Exercise requirements
Write only the number of lines holding the string "以下简称".

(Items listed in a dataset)
------------------------------------------------------------------------
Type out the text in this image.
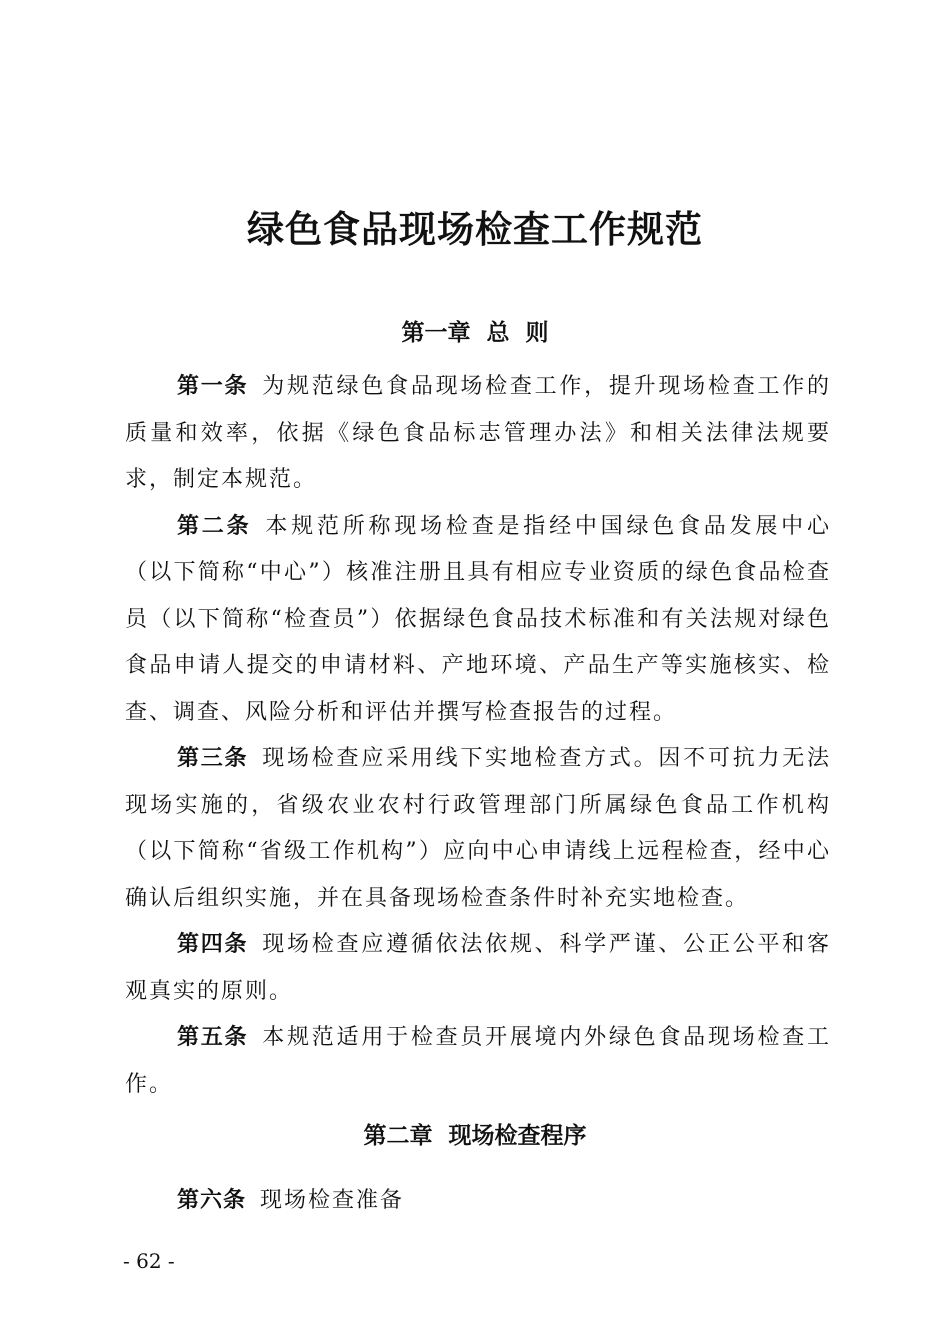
绿色食品现场检查工作规范
第一章  总  则

第一条 为规范绿色食品现场检查工作，提升现场检查工作的质量和效率，依据《绿色食品标志管理办法》和相关法律法规要求，制定本规范。

第二条 本规范所称现场检查是指经中国绿色食品发展中心（以下简称“中心”）核准注册且具有相应专业资质的绿色食品检查员（以下简称“检查员”）依据绿色食品技术标准和有关法规对绿色食品申请人提交的申请材料、产地环境、产品生产等实施核实、检查、调查、风险分析和评估并撰写检查报告的过程。

第三条 现场检查应采用线下实地检查方式。因不可抗力无法现场实施的，省级农业农村行政管理部门所属绿色食品工作机构（以下简称“省级工作机构”）应向中心申请线上远程检查，经中心确认后组织实施，并在具备现场检查条件时补充实地检查。

第四条 现场检查应遵循依法依规、科学严谨、公正公平和客观真实的原则。

第五条 本规范适用于检查员开展境内外绿色食品现场检查工作。

第二章  现场检查程序

第六条 现场检查准备

- 62 -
------------------------------------------------------------------------
Output below
2